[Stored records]
================

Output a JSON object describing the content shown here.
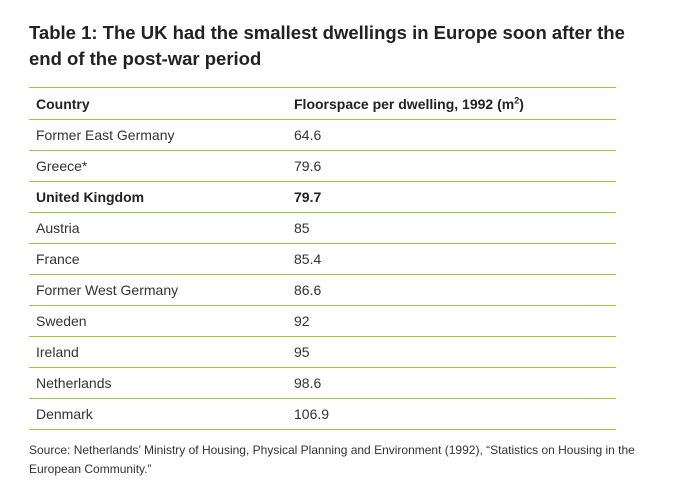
{
  "title": "Table 1: The UK had the smallest dwellings in Europe soon after the end of the post-war period",
  "table": {
    "headers": {
      "country": "Country",
      "value_prefix": "Floorspace per dwelling, 1992 (m",
      "value_sup": "2",
      "value_suffix": ")"
    },
    "rows": [
      {
        "country": "Former East Germany",
        "value": "64.6",
        "bold": false
      },
      {
        "country": "Greece*",
        "value": "79.6",
        "bold": false
      },
      {
        "country": "United Kingdom",
        "value": "79.7",
        "bold": true
      },
      {
        "country": "Austria",
        "value": "85",
        "bold": false
      },
      {
        "country": "France",
        "value": "85.4",
        "bold": false
      },
      {
        "country": "Former West Germany",
        "value": "86.6",
        "bold": false
      },
      {
        "country": "Sweden",
        "value": "92",
        "bold": false
      },
      {
        "country": "Ireland",
        "value": "95",
        "bold": false
      },
      {
        "country": "Netherlands",
        "value": "98.6",
        "bold": false
      },
      {
        "country": "Denmark",
        "value": "106.9",
        "bold": false
      }
    ]
  },
  "source": "Source: Netherlands’ Ministry of Housing, Physical Planning and Environment (1992), “Statistics on Housing in the European Community.”",
  "colors": {
    "rule": "#9ccb3b",
    "text": "#222222"
  },
  "chart_data": {
    "type": "table",
    "title": "Table 1: The UK had the smallest dwellings in Europe soon after the end of the post-war period",
    "columns": [
      "Country",
      "Floorspace per dwelling, 1992 (m2)"
    ],
    "categories": [
      "Former East Germany",
      "Greece*",
      "United Kingdom",
      "Austria",
      "France",
      "Former West Germany",
      "Sweden",
      "Ireland",
      "Netherlands",
      "Denmark"
    ],
    "values": [
      64.6,
      79.6,
      79.7,
      85,
      85.4,
      86.6,
      92,
      95,
      98.6,
      106.9
    ],
    "highlighted": "United Kingdom"
  }
}
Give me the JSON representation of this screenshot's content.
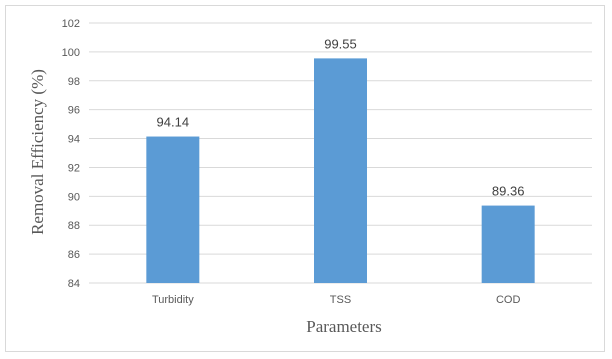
{
  "chart_data": {
    "type": "bar",
    "categories": [
      "Turbidity",
      "TSS",
      "COD"
    ],
    "values": [
      94.14,
      99.55,
      89.36
    ],
    "data_labels": [
      "94.14",
      "99.55",
      "89.36"
    ],
    "title": "",
    "xlabel": "Parameters",
    "ylabel": "Removal Efficiency (%)",
    "ylim": [
      84,
      102
    ],
    "yticks": [
      84,
      86,
      88,
      90,
      92,
      94,
      96,
      98,
      100,
      102
    ],
    "grid": true,
    "legend": "none",
    "bar_color": "#5b9bd5",
    "grid_color": "#d9d9d9"
  }
}
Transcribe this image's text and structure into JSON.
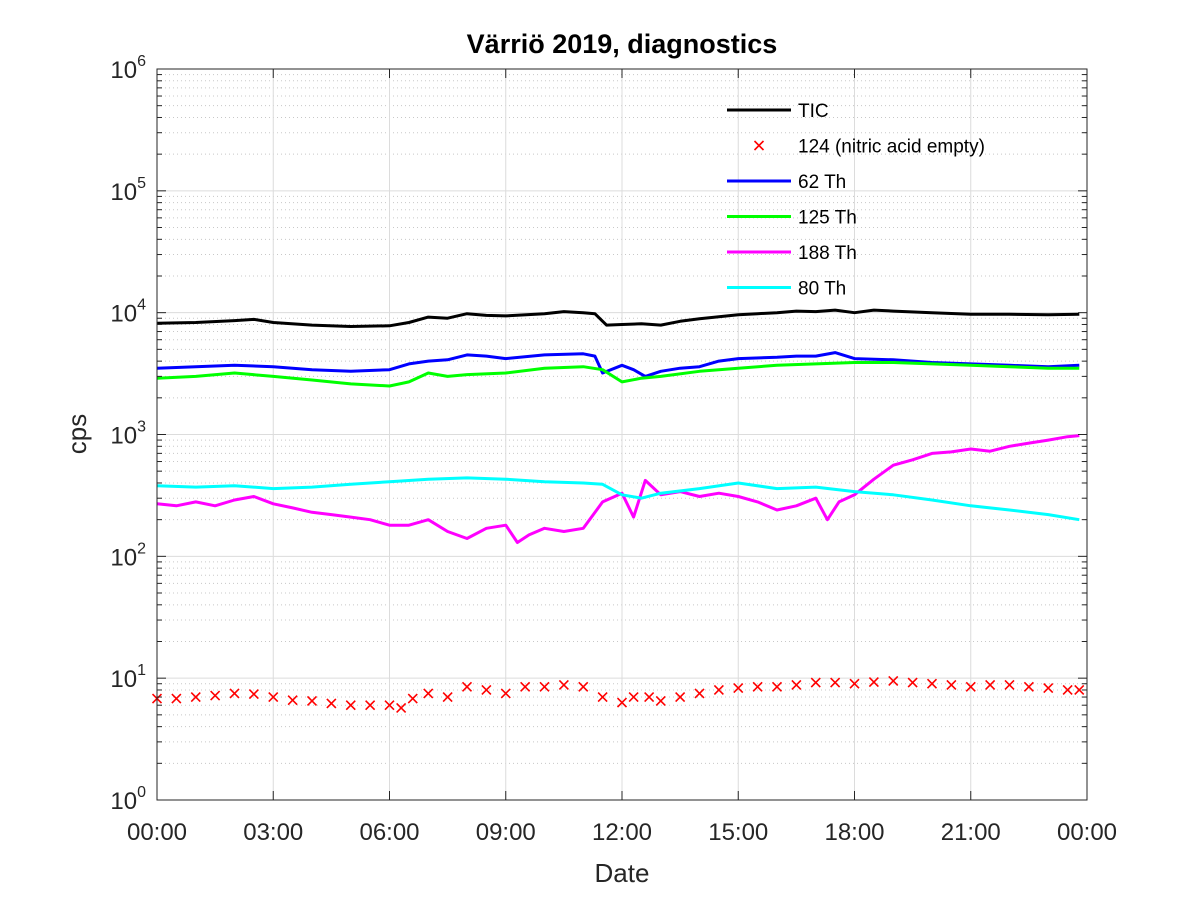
{
  "chart_data": {
    "type": "line",
    "title": "Värriö 2019, diagnostics",
    "xlabel": "Date",
    "ylabel": "cps",
    "yscale": "log",
    "ylim": [
      1,
      1000000
    ],
    "xlim": [
      0,
      24
    ],
    "grid": true,
    "legend_position": "top-right",
    "x_ticks": [
      "00:00",
      "03:00",
      "06:00",
      "09:00",
      "12:00",
      "15:00",
      "18:00",
      "21:00",
      "00:00"
    ],
    "y_ticks": [
      {
        "base": "10",
        "exp": "0"
      },
      {
        "base": "10",
        "exp": "1"
      },
      {
        "base": "10",
        "exp": "2"
      },
      {
        "base": "10",
        "exp": "3"
      },
      {
        "base": "10",
        "exp": "4"
      },
      {
        "base": "10",
        "exp": "5"
      },
      {
        "base": "10",
        "exp": "6"
      }
    ],
    "series": [
      {
        "name": "TIC",
        "color": "#000000",
        "style": "line",
        "points": [
          [
            0,
            8200
          ],
          [
            1,
            8300
          ],
          [
            2,
            8600
          ],
          [
            2.5,
            8800
          ],
          [
            3,
            8300
          ],
          [
            4,
            7900
          ],
          [
            5,
            7700
          ],
          [
            6,
            7800
          ],
          [
            6.5,
            8300
          ],
          [
            7,
            9200
          ],
          [
            7.5,
            9000
          ],
          [
            8,
            9800
          ],
          [
            8.5,
            9500
          ],
          [
            9,
            9400
          ],
          [
            10,
            9800
          ],
          [
            10.5,
            10200
          ],
          [
            11,
            10000
          ],
          [
            11.3,
            9800
          ],
          [
            11.6,
            7900
          ],
          [
            12,
            8000
          ],
          [
            12.5,
            8100
          ],
          [
            13,
            7900
          ],
          [
            13.5,
            8500
          ],
          [
            14,
            8900
          ],
          [
            15,
            9600
          ],
          [
            15.5,
            9800
          ],
          [
            16,
            10000
          ],
          [
            16.5,
            10300
          ],
          [
            17,
            10200
          ],
          [
            17.5,
            10500
          ],
          [
            18,
            10000
          ],
          [
            18.5,
            10500
          ],
          [
            19,
            10300
          ],
          [
            20,
            10000
          ],
          [
            21,
            9700
          ],
          [
            22,
            9700
          ],
          [
            23,
            9600
          ],
          [
            23.8,
            9700
          ]
        ]
      },
      {
        "name": "124 (nitric acid empty)",
        "color": "#ff0000",
        "style": "x",
        "points": [
          [
            0,
            6.8
          ],
          [
            0.5,
            6.8
          ],
          [
            1,
            7.0
          ],
          [
            1.5,
            7.2
          ],
          [
            2,
            7.5
          ],
          [
            2.5,
            7.4
          ],
          [
            3,
            7.0
          ],
          [
            3.5,
            6.6
          ],
          [
            4,
            6.5
          ],
          [
            4.5,
            6.2
          ],
          [
            5,
            6.0
          ],
          [
            5.5,
            6.0
          ],
          [
            6,
            6.0
          ],
          [
            6.3,
            5.7
          ],
          [
            6.6,
            6.8
          ],
          [
            7,
            7.5
          ],
          [
            7.5,
            7.0
          ],
          [
            8,
            8.5
          ],
          [
            8.5,
            8.0
          ],
          [
            9,
            7.5
          ],
          [
            9.5,
            8.5
          ],
          [
            10,
            8.5
          ],
          [
            10.5,
            8.8
          ],
          [
            11,
            8.5
          ],
          [
            11.5,
            7.0
          ],
          [
            12,
            6.3
          ],
          [
            12.3,
            7.0
          ],
          [
            12.7,
            7.0
          ],
          [
            13,
            6.5
          ],
          [
            13.5,
            7.0
          ],
          [
            14,
            7.5
          ],
          [
            14.5,
            8.0
          ],
          [
            15,
            8.3
          ],
          [
            15.5,
            8.5
          ],
          [
            16,
            8.5
          ],
          [
            16.5,
            8.8
          ],
          [
            17,
            9.2
          ],
          [
            17.5,
            9.2
          ],
          [
            18,
            9.0
          ],
          [
            18.5,
            9.3
          ],
          [
            19,
            9.5
          ],
          [
            19.5,
            9.2
          ],
          [
            20,
            9.0
          ],
          [
            20.5,
            8.8
          ],
          [
            21,
            8.5
          ],
          [
            21.5,
            8.8
          ],
          [
            22,
            8.8
          ],
          [
            22.5,
            8.5
          ],
          [
            23,
            8.3
          ],
          [
            23.5,
            8.0
          ],
          [
            23.8,
            8.0
          ]
        ]
      },
      {
        "name": "62 Th",
        "color": "#0000ff",
        "style": "line",
        "points": [
          [
            0,
            3500
          ],
          [
            1,
            3600
          ],
          [
            2,
            3700
          ],
          [
            3,
            3600
          ],
          [
            4,
            3400
          ],
          [
            5,
            3300
          ],
          [
            6,
            3400
          ],
          [
            6.5,
            3800
          ],
          [
            7,
            4000
          ],
          [
            7.5,
            4100
          ],
          [
            8,
            4500
          ],
          [
            8.5,
            4400
          ],
          [
            9,
            4200
          ],
          [
            10,
            4500
          ],
          [
            11,
            4600
          ],
          [
            11.3,
            4400
          ],
          [
            11.5,
            3200
          ],
          [
            12,
            3700
          ],
          [
            12.3,
            3400
          ],
          [
            12.6,
            3000
          ],
          [
            13,
            3300
          ],
          [
            13.5,
            3500
          ],
          [
            14,
            3600
          ],
          [
            14.5,
            4000
          ],
          [
            15,
            4200
          ],
          [
            16,
            4300
          ],
          [
            16.5,
            4400
          ],
          [
            17,
            4400
          ],
          [
            17.5,
            4700
          ],
          [
            18,
            4200
          ],
          [
            19,
            4100
          ],
          [
            20,
            3900
          ],
          [
            21,
            3800
          ],
          [
            22,
            3700
          ],
          [
            23,
            3600
          ],
          [
            23.8,
            3700
          ]
        ]
      },
      {
        "name": "125 Th",
        "color": "#00ff00",
        "style": "line",
        "points": [
          [
            0,
            2900
          ],
          [
            1,
            3000
          ],
          [
            2,
            3200
          ],
          [
            3,
            3000
          ],
          [
            4,
            2800
          ],
          [
            5,
            2600
          ],
          [
            6,
            2500
          ],
          [
            6.5,
            2700
          ],
          [
            7,
            3200
          ],
          [
            7.5,
            3000
          ],
          [
            8,
            3100
          ],
          [
            9,
            3200
          ],
          [
            10,
            3500
          ],
          [
            11,
            3600
          ],
          [
            11.5,
            3400
          ],
          [
            12,
            2700
          ],
          [
            12.5,
            2900
          ],
          [
            13,
            3000
          ],
          [
            14,
            3300
          ],
          [
            15,
            3500
          ],
          [
            16,
            3700
          ],
          [
            17,
            3800
          ],
          [
            18,
            3900
          ],
          [
            19,
            3900
          ],
          [
            20,
            3800
          ],
          [
            21,
            3700
          ],
          [
            22,
            3600
          ],
          [
            23,
            3500
          ],
          [
            23.8,
            3500
          ]
        ]
      },
      {
        "name": "188 Th",
        "color": "#ff00ff",
        "style": "line",
        "points": [
          [
            0,
            270
          ],
          [
            0.5,
            260
          ],
          [
            1,
            280
          ],
          [
            1.5,
            260
          ],
          [
            2,
            290
          ],
          [
            2.5,
            310
          ],
          [
            3,
            270
          ],
          [
            3.5,
            250
          ],
          [
            4,
            230
          ],
          [
            4.5,
            220
          ],
          [
            5,
            210
          ],
          [
            5.5,
            200
          ],
          [
            6,
            180
          ],
          [
            6.5,
            180
          ],
          [
            7,
            200
          ],
          [
            7.5,
            160
          ],
          [
            8,
            140
          ],
          [
            8.5,
            170
          ],
          [
            9,
            180
          ],
          [
            9.3,
            130
          ],
          [
            9.6,
            150
          ],
          [
            10,
            170
          ],
          [
            10.5,
            160
          ],
          [
            11,
            170
          ],
          [
            11.5,
            280
          ],
          [
            12,
            330
          ],
          [
            12.3,
            210
          ],
          [
            12.6,
            420
          ],
          [
            13,
            320
          ],
          [
            13.5,
            340
          ],
          [
            14,
            310
          ],
          [
            14.5,
            330
          ],
          [
            15,
            310
          ],
          [
            15.5,
            280
          ],
          [
            16,
            240
          ],
          [
            16.5,
            260
          ],
          [
            17,
            300
          ],
          [
            17.3,
            200
          ],
          [
            17.6,
            280
          ],
          [
            18,
            320
          ],
          [
            18.5,
            430
          ],
          [
            19,
            560
          ],
          [
            19.5,
            620
          ],
          [
            20,
            700
          ],
          [
            20.5,
            720
          ],
          [
            21,
            760
          ],
          [
            21.5,
            730
          ],
          [
            22,
            800
          ],
          [
            22.5,
            850
          ],
          [
            23,
            900
          ],
          [
            23.5,
            960
          ],
          [
            23.8,
            980
          ]
        ]
      },
      {
        "name": "80 Th",
        "color": "#00ffff",
        "style": "line",
        "points": [
          [
            0,
            380
          ],
          [
            1,
            370
          ],
          [
            2,
            380
          ],
          [
            3,
            360
          ],
          [
            4,
            370
          ],
          [
            5,
            390
          ],
          [
            6,
            410
          ],
          [
            7,
            430
          ],
          [
            8,
            440
          ],
          [
            9,
            430
          ],
          [
            10,
            410
          ],
          [
            11,
            400
          ],
          [
            11.5,
            390
          ],
          [
            12,
            320
          ],
          [
            12.5,
            300
          ],
          [
            13,
            330
          ],
          [
            14,
            360
          ],
          [
            15,
            400
          ],
          [
            16,
            360
          ],
          [
            17,
            370
          ],
          [
            18,
            340
          ],
          [
            19,
            320
          ],
          [
            20,
            290
          ],
          [
            21,
            260
          ],
          [
            22,
            240
          ],
          [
            23,
            220
          ],
          [
            23.8,
            200
          ]
        ]
      }
    ]
  }
}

================

**WHAT YOU SHOULD DO:**
Copy each line above that contains the string "after".

**EXERCISE ANSWER:**
  "title": "Table 1: The UK had the smallest dwellings in Europe soon after the end of the post-war period",
    "title": "Table 1: The UK had the smallest dwellings in Europe soon after the end of the post-war period",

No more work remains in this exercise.